Текст страницы ->

┄┄┄┄┄┄┄┄┄┄

Такой подход, безусловно, можно понять. Подавляющая часть конструктивной критики антимонопольных законов связана не с тем, что они предписывают неверную политику государства, а с тем, что объекты этой политики определены неверно. Так, сравнительно мало кто (за исключением авторов, считающих антимонопольное регулирование в принципе ненужным) считал предварительный анализ сделок экономической концентрации ненужным или вредным – но практически все отмечали, что ему подлежат слишком большое число участников рынка.

Безусловно, можно привести аргументы и в пользу того, что само описание незаконной практики могло бы также повысить эффективность антимонопольного регулирования, особенно учитывая особенности правоприменительной практики в России – а именно, стремление судов опираться на четко специфицированное в законе описание правонарушений. В качестве примера можно привести антимонопольный закон Германии8, где содержится гораздо более подробное по сравнению и с действующими российскими законами, и с разработанным законопроектом описание запрещенной практики.

Однако даже ограничиваясь только уточнением квалификации объекта применения антимонопольного законодательства можно существенно повысить качество нормативной базы конкурентной политики. Проанализируем в этой связи три новации – квалификацию доминирования (в особенности в части понятия «коллективного доминирования»), определения сделки экономической концентрации и группы лиц.

┄┄┄┄┄┄┄┄┄┄

Цель задания -> Верните без изменений отрывок текста об антимонопольном регулировании между словами «Такой подход, безусловно, можно» и «число участников рынка.» включительно.

Содержание записей ->
┄┄┄┄┄┄┄┄┄┄

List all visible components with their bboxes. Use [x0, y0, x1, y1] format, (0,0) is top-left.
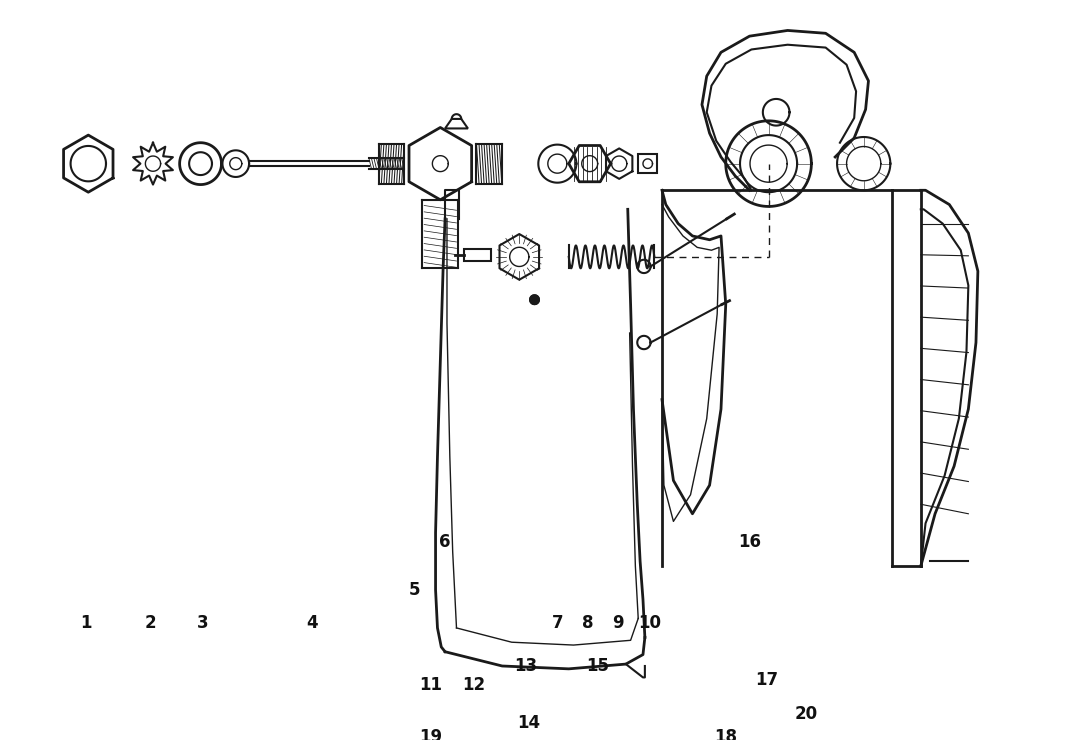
Text: 15: 15	[586, 657, 609, 675]
Text: 20: 20	[795, 704, 818, 722]
Bar	[638, 154, 657, 173]
Text: 1: 1	[79, 614, 91, 632]
Text: 6: 6	[439, 534, 451, 551]
Text: 12: 12	[462, 676, 486, 694]
Text: 8: 8	[582, 614, 594, 632]
Text: 19: 19	[419, 728, 442, 740]
Text: 14: 14	[517, 714, 540, 732]
Bar	[464, 249, 491, 260]
Text: 2: 2	[145, 614, 156, 632]
Text: 3: 3	[197, 614, 208, 632]
Text: 7: 7	[551, 614, 563, 632]
Polygon shape	[529, 295, 539, 304]
Text: 5: 5	[408, 581, 420, 599]
Text: 10: 10	[638, 614, 661, 632]
Text: 16: 16	[738, 534, 761, 551]
Text: 18: 18	[714, 728, 737, 740]
Text: 9: 9	[612, 614, 624, 632]
Text: 17: 17	[755, 671, 779, 689]
Text: 4: 4	[306, 614, 318, 632]
Text: 11: 11	[419, 676, 442, 694]
Text: 13: 13	[514, 657, 538, 675]
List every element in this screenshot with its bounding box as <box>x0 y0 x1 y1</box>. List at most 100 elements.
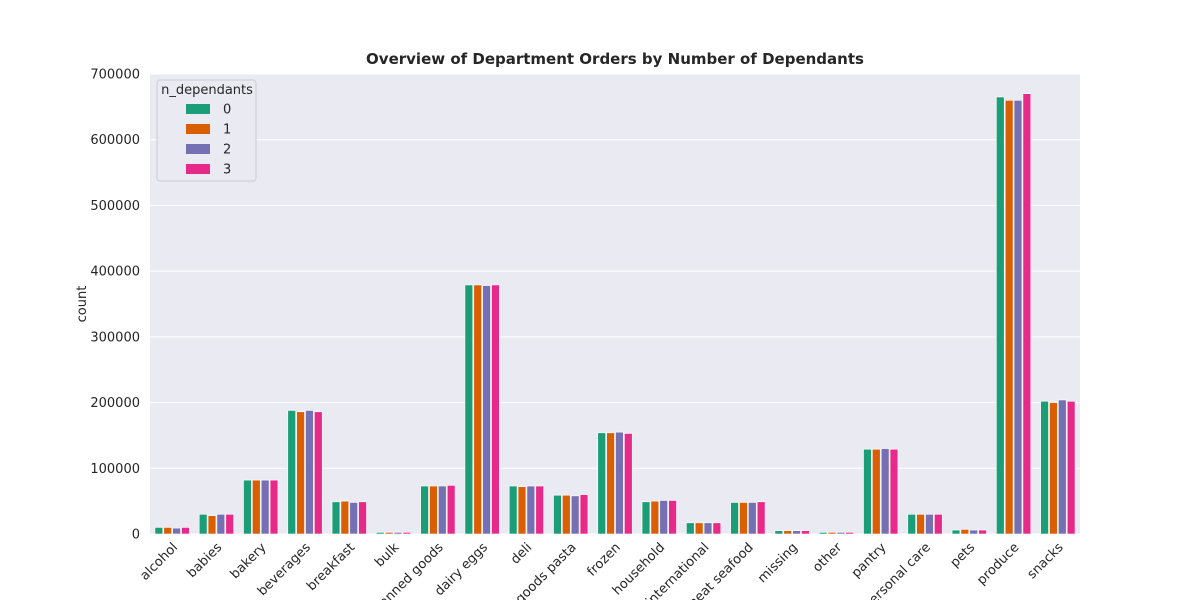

┄┄┄┄┄┄┄┄┄┄

Результат задания ->
Такой подход, безусловно, можно понять. Подавляющая часть конструктивной критики антимонопольных законов связана не с тем, что они предписывают неверную политику государства, а с тем, что объекты этой политики определены неверно. Так, сравнительно мало кто (за исключением авторов, считающих антимонопольное регулирование в принципе ненужным) считал предварительный анализ сделок экономической концентрации ненужным или вредным – но практически все отмечали, что ему подлежат слишком большое число участников рынка.